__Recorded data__
==================================================
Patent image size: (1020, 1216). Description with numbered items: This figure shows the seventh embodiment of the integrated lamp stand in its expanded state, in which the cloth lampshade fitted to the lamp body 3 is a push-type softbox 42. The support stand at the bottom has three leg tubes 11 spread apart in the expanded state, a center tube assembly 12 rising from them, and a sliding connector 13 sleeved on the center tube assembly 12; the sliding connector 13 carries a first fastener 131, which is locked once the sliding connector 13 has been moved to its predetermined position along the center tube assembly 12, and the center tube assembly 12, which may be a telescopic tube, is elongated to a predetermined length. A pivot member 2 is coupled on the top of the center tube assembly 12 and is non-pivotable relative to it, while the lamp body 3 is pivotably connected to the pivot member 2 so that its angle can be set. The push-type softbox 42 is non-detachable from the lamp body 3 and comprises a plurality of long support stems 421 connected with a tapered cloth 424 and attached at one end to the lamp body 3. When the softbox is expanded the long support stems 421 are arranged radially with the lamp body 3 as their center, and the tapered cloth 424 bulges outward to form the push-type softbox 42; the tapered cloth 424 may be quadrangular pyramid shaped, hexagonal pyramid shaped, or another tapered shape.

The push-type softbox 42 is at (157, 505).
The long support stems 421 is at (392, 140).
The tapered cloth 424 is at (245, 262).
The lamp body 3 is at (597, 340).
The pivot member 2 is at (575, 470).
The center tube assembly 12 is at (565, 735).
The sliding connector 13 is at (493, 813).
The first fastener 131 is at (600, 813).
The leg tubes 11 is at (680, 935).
==================================================
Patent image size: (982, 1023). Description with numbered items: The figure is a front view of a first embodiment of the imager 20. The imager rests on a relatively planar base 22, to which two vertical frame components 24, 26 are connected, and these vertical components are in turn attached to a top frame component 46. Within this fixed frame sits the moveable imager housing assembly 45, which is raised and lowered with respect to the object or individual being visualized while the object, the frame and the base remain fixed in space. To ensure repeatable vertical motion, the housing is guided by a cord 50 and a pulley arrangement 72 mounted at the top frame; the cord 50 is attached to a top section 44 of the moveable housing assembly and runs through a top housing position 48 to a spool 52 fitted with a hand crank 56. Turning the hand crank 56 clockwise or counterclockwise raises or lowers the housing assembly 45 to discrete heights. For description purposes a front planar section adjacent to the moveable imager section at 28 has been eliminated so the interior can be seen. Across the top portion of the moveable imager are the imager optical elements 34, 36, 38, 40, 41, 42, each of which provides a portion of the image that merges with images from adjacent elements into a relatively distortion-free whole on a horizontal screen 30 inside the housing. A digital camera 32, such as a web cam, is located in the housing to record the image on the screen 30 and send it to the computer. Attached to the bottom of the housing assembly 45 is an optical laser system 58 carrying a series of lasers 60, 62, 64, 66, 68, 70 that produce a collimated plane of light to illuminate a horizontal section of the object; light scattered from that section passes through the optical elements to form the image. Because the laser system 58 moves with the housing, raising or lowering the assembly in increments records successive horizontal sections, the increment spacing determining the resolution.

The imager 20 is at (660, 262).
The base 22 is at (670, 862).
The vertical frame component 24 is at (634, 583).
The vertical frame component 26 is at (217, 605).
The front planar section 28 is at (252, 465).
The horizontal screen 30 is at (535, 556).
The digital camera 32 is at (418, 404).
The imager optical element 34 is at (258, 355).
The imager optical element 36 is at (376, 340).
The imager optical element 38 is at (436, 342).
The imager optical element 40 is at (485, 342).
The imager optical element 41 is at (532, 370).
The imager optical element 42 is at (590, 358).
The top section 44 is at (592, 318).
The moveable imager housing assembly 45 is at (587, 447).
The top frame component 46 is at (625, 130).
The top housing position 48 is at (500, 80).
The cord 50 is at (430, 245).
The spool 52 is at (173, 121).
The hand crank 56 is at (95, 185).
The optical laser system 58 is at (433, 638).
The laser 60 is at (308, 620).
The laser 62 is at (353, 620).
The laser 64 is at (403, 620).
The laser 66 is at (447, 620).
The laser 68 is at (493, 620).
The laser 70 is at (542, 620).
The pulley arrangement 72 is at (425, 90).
==================================================
__PROBLEM STATEMENT__
Output the lines of the listing above as a numbered list, starting at the line that contains "Patent image size: (1020, 1216)." and ending at the line that contains "The leg tubes 11 is at (680, 935).", with blank lines left out.

__FINAL RESULT__
1. Patent image size: (1020, 1216). Description with numbered items: This figure shows the seventh embodiment of the integrated lamp stand in its expanded state, in which the cloth lampshade fitted to the lamp body 3 is a push-type softbox 42. The support stand at the bottom has three leg tubes 11 spread apart in the expanded state, a center tube assembly 12 rising from them, and a sliding connector 13 sleeved on the center tube assembly 12; the sliding connector 13 carries a first fastener 131, which is locked once the sliding connector 13 has been moved to its predetermined position along the center tube assembly 12, and the center tube assembly 12, which may be a telescopic tube, is elongated to a predetermined length. A pivot member 2 is coupled on the top of the center tube assembly 12 and is non-pivotable relative to it, while the lamp body 3 is pivotably connected to the pivot member 2 so that its angle can be set. The push-type softbox 42 is non-detachable from the lamp body 3 and comprises a plurality of long support stems 421 connected with a tapered cloth 424 and attached at one end to the lamp body 3. When the softbox is expanded the long support stems 421 are arranged radially with the lamp body 3 as their center, and the tapered cloth 424 bulges outward to form the push-type softbox 42; the tapered cloth 424 may be quadrangular pyramid shaped, hexagonal pyramid shaped, or another tapered shape.
2. The push-type softbox 42 is at (157, 505).
3. The long support stems 421 is at (392, 140).
4. The tapered cloth 424 is at (245, 262).
5. The lamp body 3 is at (597, 340).
6. The pivot member 2 is at (575, 470).
7. The center tube assembly 12 is at (565, 735).
8. The sliding connector 13 is at (493, 813).
9. The first fastener 131 is at (600, 813).
10. The leg tubes 11 is at (680, 935).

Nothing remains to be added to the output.